RECORDS FOR THE EXERCISE.
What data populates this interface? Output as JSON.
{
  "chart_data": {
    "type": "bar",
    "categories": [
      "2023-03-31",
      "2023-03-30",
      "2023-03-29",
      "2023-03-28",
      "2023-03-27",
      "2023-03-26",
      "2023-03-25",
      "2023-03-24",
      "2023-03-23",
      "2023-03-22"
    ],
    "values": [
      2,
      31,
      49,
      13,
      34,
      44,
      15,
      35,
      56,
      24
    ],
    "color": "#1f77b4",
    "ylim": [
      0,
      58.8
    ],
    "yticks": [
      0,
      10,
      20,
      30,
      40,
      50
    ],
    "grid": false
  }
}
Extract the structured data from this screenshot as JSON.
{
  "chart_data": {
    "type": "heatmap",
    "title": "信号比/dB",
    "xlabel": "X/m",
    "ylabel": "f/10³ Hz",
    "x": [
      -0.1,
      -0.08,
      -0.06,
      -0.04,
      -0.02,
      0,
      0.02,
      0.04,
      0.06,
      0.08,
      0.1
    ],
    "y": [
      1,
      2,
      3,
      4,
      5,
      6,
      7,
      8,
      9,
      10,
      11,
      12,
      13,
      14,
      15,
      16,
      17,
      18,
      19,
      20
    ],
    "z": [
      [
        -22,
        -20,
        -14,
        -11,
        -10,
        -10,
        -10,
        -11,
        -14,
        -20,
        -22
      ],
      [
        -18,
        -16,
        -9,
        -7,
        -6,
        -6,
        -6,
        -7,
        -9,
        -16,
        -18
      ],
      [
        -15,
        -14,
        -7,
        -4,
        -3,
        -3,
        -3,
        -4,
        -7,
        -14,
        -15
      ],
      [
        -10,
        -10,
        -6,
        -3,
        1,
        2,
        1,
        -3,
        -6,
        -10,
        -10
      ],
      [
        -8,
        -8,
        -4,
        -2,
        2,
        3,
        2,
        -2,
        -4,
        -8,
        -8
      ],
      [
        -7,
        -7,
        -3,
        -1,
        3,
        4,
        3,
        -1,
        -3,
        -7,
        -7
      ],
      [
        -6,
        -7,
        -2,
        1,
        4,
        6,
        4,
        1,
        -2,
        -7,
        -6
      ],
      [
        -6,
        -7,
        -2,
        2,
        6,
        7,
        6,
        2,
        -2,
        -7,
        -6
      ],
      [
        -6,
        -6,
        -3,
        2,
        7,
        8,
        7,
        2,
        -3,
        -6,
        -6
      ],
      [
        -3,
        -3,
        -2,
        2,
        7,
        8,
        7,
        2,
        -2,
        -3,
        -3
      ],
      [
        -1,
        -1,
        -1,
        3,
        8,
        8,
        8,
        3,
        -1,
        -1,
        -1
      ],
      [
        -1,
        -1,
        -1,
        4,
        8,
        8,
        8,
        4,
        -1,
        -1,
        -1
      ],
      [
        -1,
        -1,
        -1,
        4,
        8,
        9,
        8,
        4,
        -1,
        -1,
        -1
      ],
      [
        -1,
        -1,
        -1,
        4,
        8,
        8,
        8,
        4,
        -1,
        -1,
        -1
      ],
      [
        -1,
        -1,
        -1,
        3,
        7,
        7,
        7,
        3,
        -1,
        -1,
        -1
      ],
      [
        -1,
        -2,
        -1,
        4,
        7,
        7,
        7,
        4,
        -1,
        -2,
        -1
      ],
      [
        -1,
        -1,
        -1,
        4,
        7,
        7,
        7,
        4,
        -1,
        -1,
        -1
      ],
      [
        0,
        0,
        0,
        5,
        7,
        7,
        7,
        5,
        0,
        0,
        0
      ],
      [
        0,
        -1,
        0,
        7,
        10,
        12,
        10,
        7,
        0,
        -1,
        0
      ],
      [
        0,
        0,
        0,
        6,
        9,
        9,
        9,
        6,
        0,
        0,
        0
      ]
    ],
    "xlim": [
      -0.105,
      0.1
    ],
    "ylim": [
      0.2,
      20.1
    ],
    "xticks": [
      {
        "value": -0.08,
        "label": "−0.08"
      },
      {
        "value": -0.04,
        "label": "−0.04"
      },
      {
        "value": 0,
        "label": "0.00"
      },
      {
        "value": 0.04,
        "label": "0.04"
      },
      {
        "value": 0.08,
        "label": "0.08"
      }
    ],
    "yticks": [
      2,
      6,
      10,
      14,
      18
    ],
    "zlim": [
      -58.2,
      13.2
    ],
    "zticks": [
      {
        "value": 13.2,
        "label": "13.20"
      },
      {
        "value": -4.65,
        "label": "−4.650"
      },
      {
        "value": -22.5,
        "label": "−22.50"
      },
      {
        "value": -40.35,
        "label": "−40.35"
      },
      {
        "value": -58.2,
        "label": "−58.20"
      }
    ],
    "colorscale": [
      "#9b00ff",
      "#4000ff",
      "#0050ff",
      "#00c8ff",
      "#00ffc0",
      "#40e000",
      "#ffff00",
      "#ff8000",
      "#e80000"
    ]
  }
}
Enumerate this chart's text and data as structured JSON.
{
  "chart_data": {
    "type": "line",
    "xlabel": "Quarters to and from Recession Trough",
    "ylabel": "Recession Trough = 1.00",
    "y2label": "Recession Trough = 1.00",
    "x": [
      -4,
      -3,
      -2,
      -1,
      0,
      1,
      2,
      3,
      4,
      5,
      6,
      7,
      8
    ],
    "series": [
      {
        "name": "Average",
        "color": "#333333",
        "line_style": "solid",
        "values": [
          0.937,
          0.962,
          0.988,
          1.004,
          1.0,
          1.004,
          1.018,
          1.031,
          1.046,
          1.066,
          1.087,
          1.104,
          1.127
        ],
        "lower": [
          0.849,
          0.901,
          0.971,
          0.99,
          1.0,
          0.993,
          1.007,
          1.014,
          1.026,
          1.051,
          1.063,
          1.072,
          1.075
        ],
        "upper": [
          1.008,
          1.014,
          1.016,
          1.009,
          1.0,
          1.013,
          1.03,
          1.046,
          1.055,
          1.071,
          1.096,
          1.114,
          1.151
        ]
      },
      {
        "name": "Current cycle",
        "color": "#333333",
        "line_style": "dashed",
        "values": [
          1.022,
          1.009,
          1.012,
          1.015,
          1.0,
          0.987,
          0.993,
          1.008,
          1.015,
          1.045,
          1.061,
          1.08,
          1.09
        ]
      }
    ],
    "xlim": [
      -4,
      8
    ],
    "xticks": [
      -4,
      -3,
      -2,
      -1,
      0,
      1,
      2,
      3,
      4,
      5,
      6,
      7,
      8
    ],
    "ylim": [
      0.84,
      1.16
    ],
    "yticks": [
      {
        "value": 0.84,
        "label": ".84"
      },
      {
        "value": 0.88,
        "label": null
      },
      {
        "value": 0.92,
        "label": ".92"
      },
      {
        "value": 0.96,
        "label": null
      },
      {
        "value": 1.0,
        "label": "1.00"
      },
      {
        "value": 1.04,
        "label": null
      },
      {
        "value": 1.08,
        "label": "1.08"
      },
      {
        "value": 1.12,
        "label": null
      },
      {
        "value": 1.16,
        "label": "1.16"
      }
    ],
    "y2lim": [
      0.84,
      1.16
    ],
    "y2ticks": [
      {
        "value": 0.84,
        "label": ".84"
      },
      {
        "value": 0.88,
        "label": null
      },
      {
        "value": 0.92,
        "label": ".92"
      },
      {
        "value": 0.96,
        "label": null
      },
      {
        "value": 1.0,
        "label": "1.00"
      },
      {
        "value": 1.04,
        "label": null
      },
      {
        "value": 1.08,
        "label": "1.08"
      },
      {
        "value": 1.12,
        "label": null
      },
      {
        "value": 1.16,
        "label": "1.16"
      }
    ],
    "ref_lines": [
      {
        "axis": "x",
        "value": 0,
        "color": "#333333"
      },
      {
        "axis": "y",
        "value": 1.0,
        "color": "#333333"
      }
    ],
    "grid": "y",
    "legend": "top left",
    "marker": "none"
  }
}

WHAT IS REQUIRED.
Make an exact copy of the records.

THE ANSWER.
What data populates this interface? Output as JSON.
{
  "chart_data": {
    "type": "bar",
    "categories": [
      "2023-03-31",
      "2023-03-30",
      "2023-03-29",
      "2023-03-28",
      "2023-03-27",
      "2023-03-26",
      "2023-03-25",
      "2023-03-24",
      "2023-03-23",
      "2023-03-22"
    ],
    "values": [
      2,
      31,
      49,
      13,
      34,
      44,
      15,
      35,
      56,
      24
    ],
    "color": "#1f77b4",
    "ylim": [
      0,
      58.8
    ],
    "yticks": [
      0,
      10,
      20,
      30,
      40,
      50
    ],
    "grid": false
  }
}
Extract the structured data from this screenshot as JSON.
{
  "chart_data": {
    "type": "heatmap",
    "title": "信号比/dB",
    "xlabel": "X/m",
    "ylabel": "f/10³ Hz",
    "x": [
      -0.1,
      -0.08,
      -0.06,
      -0.04,
      -0.02,
      0,
      0.02,
      0.04,
      0.06,
      0.08,
      0.1
    ],
    "y": [
      1,
      2,
      3,
      4,
      5,
      6,
      7,
      8,
      9,
      10,
      11,
      12,
      13,
      14,
      15,
      16,
      17,
      18,
      19,
      20
    ],
    "z": [
      [
        -22,
        -20,
        -14,
        -11,
        -10,
        -10,
        -10,
        -11,
        -14,
        -20,
        -22
      ],
      [
        -18,
        -16,
        -9,
        -7,
        -6,
        -6,
        -6,
        -7,
        -9,
        -16,
        -18
      ],
      [
        -15,
        -14,
        -7,
        -4,
        -3,
        -3,
        -3,
        -4,
        -7,
        -14,
        -15
      ],
      [
        -10,
        -10,
        -6,
        -3,
        1,
        2,
        1,
        -3,
        -6,
        -10,
        -10
      ],
      [
        -8,
        -8,
        -4,
        -2,
        2,
        3,
        2,
        -2,
        -4,
        -8,
        -8
      ],
      [
        -7,
        -7,
        -3,
        -1,
        3,
        4,
        3,
        -1,
        -3,
        -7,
        -7
      ],
      [
        -6,
        -7,
        -2,
        1,
        4,
        6,
        4,
        1,
        -2,
        -7,
        -6
      ],
      [
        -6,
        -7,
        -2,
        2,
        6,
        7,
        6,
        2,
        -2,
        -7,
        -6
      ],
      [
        -6,
        -6,
        -3,
        2,
        7,
        8,
        7,
        2,
        -3,
        -6,
        -6
      ],
      [
        -3,
        -3,
        -2,
        2,
        7,
        8,
        7,
        2,
        -2,
        -3,
        -3
      ],
      [
        -1,
        -1,
        -1,
        3,
        8,
        8,
        8,
        3,
        -1,
        -1,
        -1
      ],
      [
        -1,
        -1,
        -1,
        4,
        8,
        8,
        8,
        4,
        -1,
        -1,
        -1
      ],
      [
        -1,
        -1,
        -1,
        4,
        8,
        9,
        8,
        4,
        -1,
        -1,
        -1
      ],
      [
        -1,
        -1,
        -1,
        4,
        8,
        8,
        8,
        4,
        -1,
        -1,
        -1
      ],
      [
        -1,
        -1,
        -1,
        3,
        7,
        7,
        7,
        3,
        -1,
        -1,
        -1
      ],
      [
        -1,
        -2,
        -1,
        4,
        7,
        7,
        7,
        4,
        -1,
        -2,
        -1
      ],
      [
        -1,
        -1,
        -1,
        4,
        7,
        7,
        7,
        4,
        -1,
        -1,
        -1
      ],
      [
        0,
        0,
        0,
        5,
        7,
        7,
        7,
        5,
        0,
        0,
        0
      ],
      [
        0,
        -1,
        0,
        7,
        10,
        12,
        10,
        7,
        0,
        -1,
        0
      ],
      [
        0,
        0,
        0,
        6,
        9,
        9,
        9,
        6,
        0,
        0,
        0
      ]
    ],
    "xlim": [
      -0.105,
      0.1
    ],
    "ylim": [
      0.2,
      20.1
    ],
    "xticks": [
      {
        "value": -0.08,
        "label": "−0.08"
      },
      {
        "value": -0.04,
        "label": "−0.04"
      },
      {
        "value": 0,
        "label": "0.00"
      },
      {
        "value": 0.04,
        "label": "0.04"
      },
      {
        "value": 0.08,
        "label": "0.08"
      }
    ],
    "yticks": [
      2,
      6,
      10,
      14,
      18
    ],
    "zlim": [
      -58.2,
      13.2
    ],
    "zticks": [
      {
        "value": 13.2,
        "label": "13.20"
      },
      {
        "value": -4.65,
        "label": "−4.650"
      },
      {
        "value": -22.5,
        "label": "−22.50"
      },
      {
        "value": -40.35,
        "label": "−40.35"
      },
      {
        "value": -58.2,
        "label": "−58.20"
      }
    ],
    "colorscale": [
      "#9b00ff",
      "#4000ff",
      "#0050ff",
      "#00c8ff",
      "#00ffc0",
      "#40e000",
      "#ffff00",
      "#ff8000",
      "#e80000"
    ]
  }
}
Enumerate this chart's text and data as structured JSON.
{
  "chart_data": {
    "type": "line",
    "xlabel": "Quarters to and from Recession Trough",
    "ylabel": "Recession Trough = 1.00",
    "y2label": "Recession Trough = 1.00",
    "x": [
      -4,
      -3,
      -2,
      -1,
      0,
      1,
      2,
      3,
      4,
      5,
      6,
      7,
      8
    ],
    "series": [
      {
        "name": "Average",
        "color": "#333333",
        "line_style": "solid",
        "values": [
          0.937,
          0.962,
          0.988,
          1.004,
          1.0,
          1.004,
          1.018,
          1.031,
          1.046,
          1.066,
          1.087,
          1.104,
          1.127
        ],
        "lower": [
          0.849,
          0.901,
          0.971,
          0.99,
          1.0,
          0.993,
          1.007,
          1.014,
          1.026,
          1.051,
          1.063,
          1.072,
          1.075
        ],
        "upper": [
          1.008,
          1.014,
          1.016,
          1.009,
          1.0,
          1.013,
          1.03,
          1.046,
          1.055,
          1.071,
          1.096,
          1.114,
          1.151
        ]
      },
      {
        "name": "Current cycle",
        "color": "#333333",
        "line_style": "dashed",
        "values": [
          1.022,
          1.009,
          1.012,
          1.015,
          1.0,
          0.987,
          0.993,
          1.008,
          1.015,
          1.045,
          1.061,
          1.08,
          1.09
        ]
      }
    ],
    "xlim": [
      -4,
      8
    ],
    "xticks": [
      -4,
      -3,
      -2,
      -1,
      0,
      1,
      2,
      3,
      4,
      5,
      6,
      7,
      8
    ],
    "ylim": [
      0.84,
      1.16
    ],
    "yticks": [
      {
        "value": 0.84,
        "label": ".84"
      },
      {
        "value": 0.88,
        "label": null
      },
      {
        "value": 0.92,
        "label": ".92"
      },
      {
        "value": 0.96,
        "label": null
      },
      {
        "value": 1.0,
        "label": "1.00"
      },
      {
        "value": 1.04,
        "label": null
      },
      {
        "value": 1.08,
        "label": "1.08"
      },
      {
        "value": 1.12,
        "label": null
      },
      {
        "value": 1.16,
        "label": "1.16"
      }
    ],
    "y2lim": [
      0.84,
      1.16
    ],
    "y2ticks": [
      {
        "value": 0.84,
        "label": ".84"
      },
      {
        "value": 0.88,
        "label": null
      },
      {
        "value": 0.92,
        "label": ".92"
      },
      {
        "value": 0.96,
        "label": null
      },
      {
        "value": 1.0,
        "label": "1.00"
      },
      {
        "value": 1.04,
        "label": null
      },
      {
        "value": 1.08,
        "label": "1.08"
      },
      {
        "value": 1.12,
        "label": null
      },
      {
        "value": 1.16,
        "label": "1.16"
      }
    ],
    "ref_lines": [
      {
        "axis": "x",
        "value": 0,
        "color": "#333333"
      },
      {
        "axis": "y",
        "value": 1.0,
        "color": "#333333"
      }
    ],
    "grid": "y",
    "legend": "top left",
    "marker": "none"
  }
}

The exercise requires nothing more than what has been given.